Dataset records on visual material
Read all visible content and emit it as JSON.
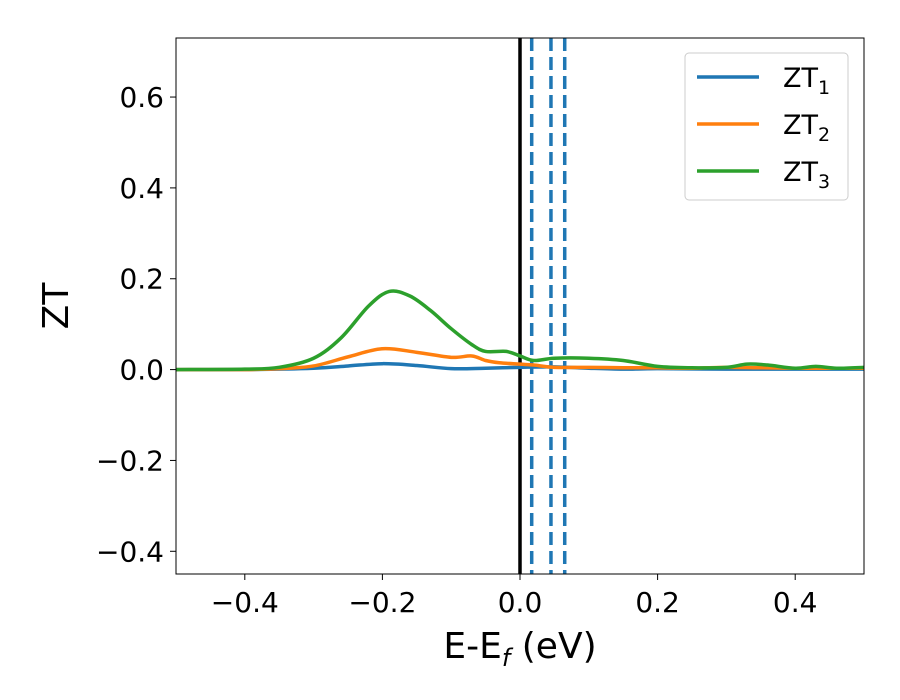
{
  "chart_data": {
    "type": "line",
    "xlabel": {
      "main": "E-E",
      "sub": "f",
      "suffix": " (eV)"
    },
    "ylabel": "ZT",
    "xlim": [
      -0.5,
      0.5
    ],
    "ylim": [
      -0.45,
      0.73
    ],
    "xticks": [
      -0.4,
      -0.2,
      0.0,
      0.2,
      0.4
    ],
    "xtick_labels": [
      "−0.4",
      "−0.2",
      "0.0",
      "0.2",
      "0.4"
    ],
    "yticks": [
      -0.4,
      -0.2,
      0.0,
      0.2,
      0.4,
      0.6
    ],
    "ytick_labels": [
      "−0.4",
      "−0.2",
      "0.0",
      "0.2",
      "0.4",
      "0.6"
    ],
    "grid": false,
    "legend_position": "top-right",
    "vlines": [
      {
        "x": 0.0,
        "style": "solid",
        "color": "#000000"
      },
      {
        "x": 0.017,
        "style": "dashed",
        "color": "#1f77b4"
      },
      {
        "x": 0.045,
        "style": "dashed",
        "color": "#1f77b4"
      },
      {
        "x": 0.065,
        "style": "dashed",
        "color": "#1f77b4"
      }
    ],
    "series": [
      {
        "name": "ZT",
        "name_sub": "1",
        "color": "#1f77b4",
        "x": [
          -0.5,
          -0.4,
          -0.3,
          -0.25,
          -0.2,
          -0.15,
          -0.1,
          -0.05,
          0.0,
          0.05,
          0.1,
          0.15,
          0.2,
          0.3,
          0.4,
          0.5
        ],
        "y": [
          0.0,
          0.0,
          0.003,
          0.008,
          0.013,
          0.009,
          0.002,
          0.003,
          0.005,
          0.006,
          0.003,
          0.001,
          0.002,
          0.001,
          0.001,
          0.001
        ]
      },
      {
        "name": "ZT",
        "name_sub": "2",
        "color": "#ff7f0e",
        "x": [
          -0.5,
          -0.4,
          -0.35,
          -0.3,
          -0.25,
          -0.2,
          -0.15,
          -0.1,
          -0.07,
          -0.05,
          -0.03,
          0.0,
          0.02,
          0.05,
          0.1,
          0.15,
          0.2,
          0.25,
          0.3,
          0.35,
          0.4,
          0.45,
          0.5
        ],
        "y": [
          0.0,
          0.0,
          0.002,
          0.008,
          0.028,
          0.046,
          0.038,
          0.027,
          0.03,
          0.02,
          0.015,
          0.012,
          0.01,
          0.005,
          0.005,
          0.004,
          0.004,
          0.003,
          0.005,
          0.004,
          0.003,
          0.003,
          0.003
        ]
      },
      {
        "name": "ZT",
        "name_sub": "3",
        "color": "#2ca02c",
        "x": [
          -0.5,
          -0.4,
          -0.35,
          -0.3,
          -0.26,
          -0.22,
          -0.19,
          -0.16,
          -0.13,
          -0.1,
          -0.07,
          -0.05,
          -0.02,
          0.0,
          0.02,
          0.05,
          0.1,
          0.15,
          0.2,
          0.25,
          0.3,
          0.33,
          0.36,
          0.4,
          0.43,
          0.46,
          0.5
        ],
        "y": [
          0.0,
          0.001,
          0.005,
          0.025,
          0.07,
          0.14,
          0.172,
          0.162,
          0.13,
          0.09,
          0.055,
          0.04,
          0.04,
          0.03,
          0.02,
          0.025,
          0.025,
          0.02,
          0.007,
          0.004,
          0.005,
          0.012,
          0.01,
          0.003,
          0.007,
          0.003,
          0.005
        ]
      }
    ]
  }
}
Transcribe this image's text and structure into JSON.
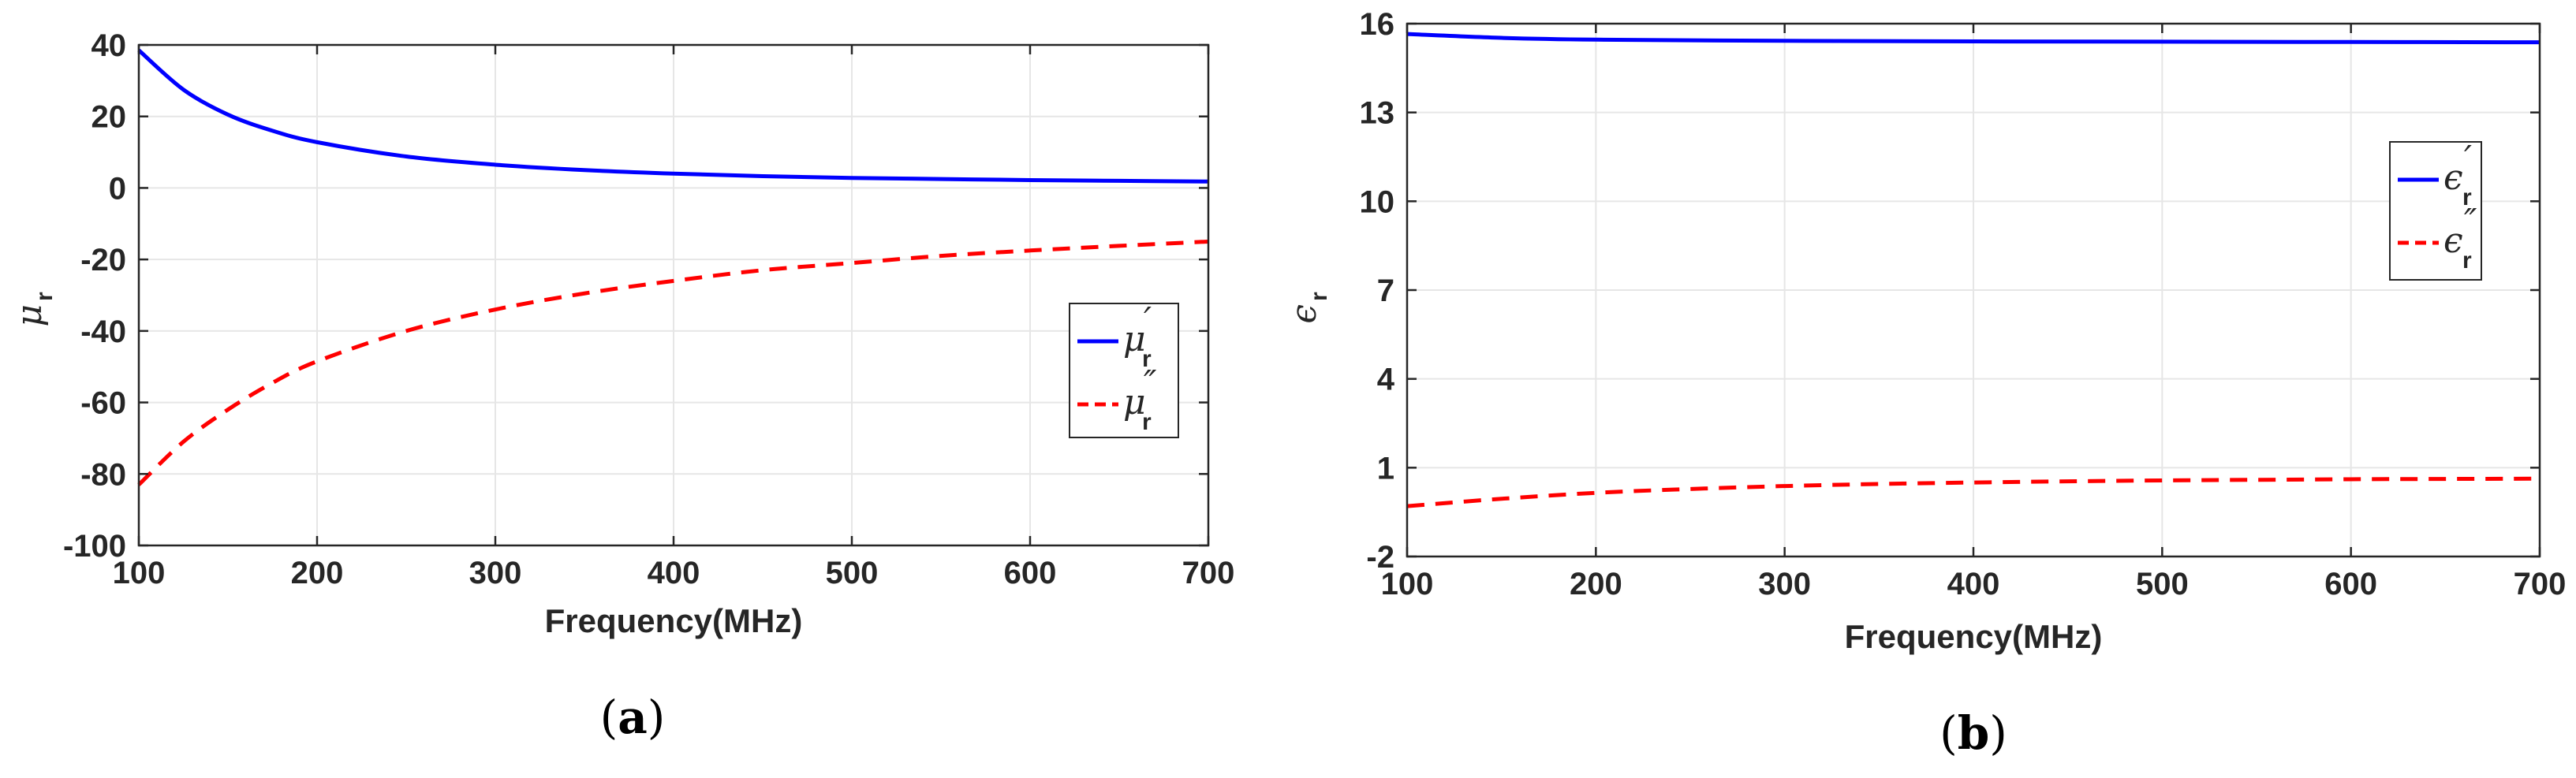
{
  "chart_data": [
    {
      "panel": "(a)",
      "panel_letter": "a",
      "type": "line",
      "xlabel": "Frequency(MHz)",
      "ylabel": "μ",
      "ylabel_sub": "r",
      "xlim": [
        100,
        700
      ],
      "ylim": [
        -100,
        40
      ],
      "xticks": [
        100,
        200,
        300,
        400,
        500,
        600,
        700
      ],
      "yticks": [
        -100,
        -80,
        -60,
        -40,
        -20,
        0,
        20,
        40
      ],
      "grid": true,
      "legend_position": "center-right",
      "series": [
        {
          "name": "μ′r",
          "symbol": "μ",
          "sub": "r",
          "prime": "′",
          "color": "#0000ff",
          "style": "solid",
          "x": [
            100,
            125,
            150,
            175,
            200,
            250,
            300,
            350,
            400,
            450,
            500,
            550,
            600,
            650,
            700
          ],
          "y": [
            38.5,
            27.5,
            20.5,
            16.0,
            12.8,
            8.8,
            6.5,
            5.0,
            4.0,
            3.3,
            2.8,
            2.5,
            2.2,
            2.0,
            1.8
          ]
        },
        {
          "name": "μ″r",
          "symbol": "μ",
          "sub": "r",
          "prime": "″",
          "color": "#ff0000",
          "style": "dashed",
          "x": [
            100,
            125,
            150,
            175,
            200,
            250,
            300,
            350,
            400,
            450,
            500,
            550,
            600,
            650,
            700
          ],
          "y": [
            -83,
            -71,
            -62,
            -54.5,
            -48.5,
            -40,
            -34,
            -29.5,
            -26,
            -23,
            -21,
            -19,
            -17.5,
            -16.2,
            -15
          ]
        }
      ]
    },
    {
      "panel": "(b)",
      "panel_letter": "b",
      "type": "line",
      "xlabel": "Frequency(MHz)",
      "ylabel": "ϵ",
      "ylabel_sub": "r",
      "xlim": [
        100,
        700
      ],
      "ylim": [
        -2,
        16
      ],
      "xticks": [
        100,
        200,
        300,
        400,
        500,
        600,
        700
      ],
      "yticks": [
        -2,
        1,
        4,
        7,
        10,
        13,
        16
      ],
      "grid": true,
      "legend_position": "center-right",
      "series": [
        {
          "name": "ϵ′r",
          "symbol": "ϵ",
          "sub": "r",
          "prime": "′",
          "color": "#0000ff",
          "style": "solid",
          "x": [
            100,
            150,
            200,
            300,
            400,
            500,
            600,
            700
          ],
          "y": [
            15.65,
            15.52,
            15.46,
            15.42,
            15.4,
            15.39,
            15.38,
            15.37
          ]
        },
        {
          "name": "ϵ″r",
          "symbol": "ϵ",
          "sub": "r",
          "prime": "″",
          "color": "#ff0000",
          "style": "dashed",
          "x": [
            100,
            150,
            200,
            250,
            300,
            350,
            400,
            450,
            500,
            550,
            600,
            650,
            700
          ],
          "y": [
            -0.3,
            -0.05,
            0.15,
            0.28,
            0.38,
            0.45,
            0.5,
            0.54,
            0.57,
            0.59,
            0.61,
            0.62,
            0.63
          ]
        }
      ]
    }
  ]
}
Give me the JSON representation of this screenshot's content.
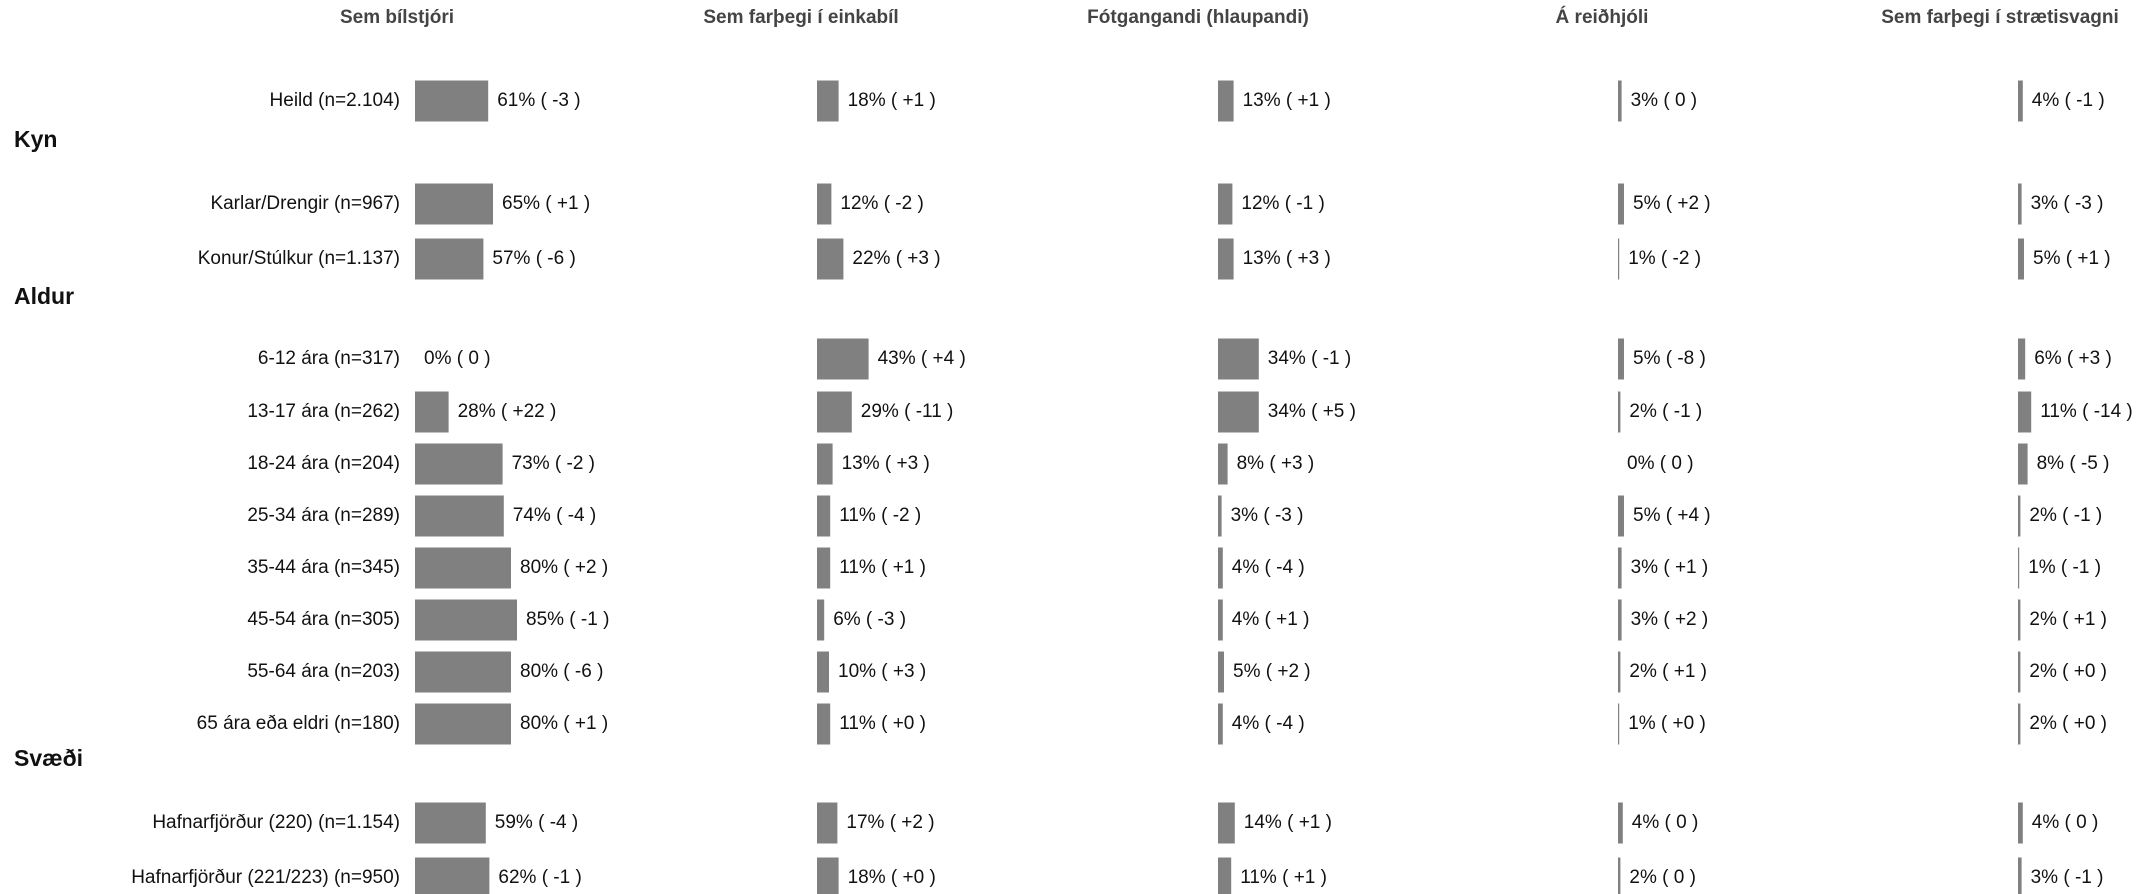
{
  "chart_data": {
    "type": "bar",
    "orientation": "horizontal",
    "color": "#808080",
    "xlim": [
      0,
      100
    ],
    "group_labels": [
      "Kyn",
      "Aldur",
      "Svæði"
    ],
    "categories": [
      "Heild (n=2.104)",
      "Karlar/Drengir (n=967)",
      "Konur/Stúlkur (n=1.137)",
      "6-12 ára (n=317)",
      "13-17 ára (n=262)",
      "18-24 ára (n=204)",
      "25-34 ára (n=289)",
      "35-44 ára (n=345)",
      "45-54 ára (n=305)",
      "55-64 ára (n=203)",
      "65 ára eða eldri (n=180)",
      "Hafnarfjörður (220) (n=1.154)",
      "Hafnarfjörður (221/223) (n=950)"
    ],
    "series": [
      {
        "name": "Sem bílstjóri",
        "values": [
          61,
          65,
          57,
          0,
          28,
          73,
          74,
          80,
          85,
          80,
          80,
          59,
          62
        ],
        "value_labels": [
          "61% ( -3 )",
          "65% ( +1 )",
          "57% ( -6 )",
          "0% ( 0 )",
          "28% ( +22 )",
          "73% ( -2 )",
          "74% ( -4 )",
          "80% ( +2 )",
          "85% ( -1 )",
          "80% ( -6 )",
          "80% ( +1 )",
          "59% ( -4 )",
          "62% ( -1 )"
        ]
      },
      {
        "name": "Sem farþegi í einkabíl",
        "values": [
          18,
          12,
          22,
          43,
          29,
          13,
          11,
          11,
          6,
          10,
          11,
          17,
          18
        ],
        "value_labels": [
          "18% ( +1 )",
          "12% ( -2 )",
          "22% ( +3 )",
          "43% ( +4 )",
          "29% ( -11 )",
          "13% ( +3 )",
          "11% ( -2 )",
          "11% ( +1 )",
          "6% ( -3 )",
          "10% ( +3 )",
          "11% ( +0 )",
          "17% ( +2 )",
          "18% ( +0 )"
        ]
      },
      {
        "name": "Fótgangandi (hlaupandi)",
        "values": [
          13,
          12,
          13,
          34,
          34,
          8,
          3,
          4,
          4,
          5,
          4,
          14,
          11
        ],
        "value_labels": [
          "13% ( +1 )",
          "12% ( -1 )",
          "13% ( +3 )",
          "34% ( -1 )",
          "34% ( +5 )",
          "8% ( +3 )",
          "3% ( -3 )",
          "4% ( -4 )",
          "4% ( +1 )",
          "5% ( +2 )",
          "4% ( -4 )",
          "14% ( +1 )",
          "11% ( +1 )"
        ]
      },
      {
        "name": "Á reiðhjóli",
        "values": [
          3,
          5,
          1,
          5,
          2,
          0,
          5,
          3,
          3,
          2,
          1,
          4,
          2
        ],
        "value_labels": [
          "3% ( 0 )",
          "5% ( +2 )",
          "1% ( -2 )",
          "5% ( -8 )",
          "2% ( -1 )",
          "0% ( 0 )",
          "5% ( +4 )",
          "3% ( +1 )",
          "3% ( +2 )",
          "2% ( +1 )",
          "1% ( +0 )",
          "4% ( 0 )",
          "2% ( 0 )"
        ]
      },
      {
        "name": "Sem farþegi í strætisvagni",
        "values": [
          4,
          3,
          5,
          6,
          11,
          8,
          2,
          1,
          2,
          2,
          2,
          4,
          3
        ],
        "value_labels": [
          "4% ( -1 )",
          "3% ( -3 )",
          "5% ( +1 )",
          "6% ( +3 )",
          "11% ( -14 )",
          "8% ( -5 )",
          "2% ( -1 )",
          "1% ( -1 )",
          "2% ( +1 )",
          "2% ( +0 )",
          "2% ( +0 )",
          "4% ( 0 )",
          "3% ( -1 )"
        ]
      }
    ]
  }
}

● Task brief
From the entries above, copy every line where the word "this" shows up.

● Solution below
Transcribe this image's text and structure into JSON.
Give me the JSON representation of this screenshot's content.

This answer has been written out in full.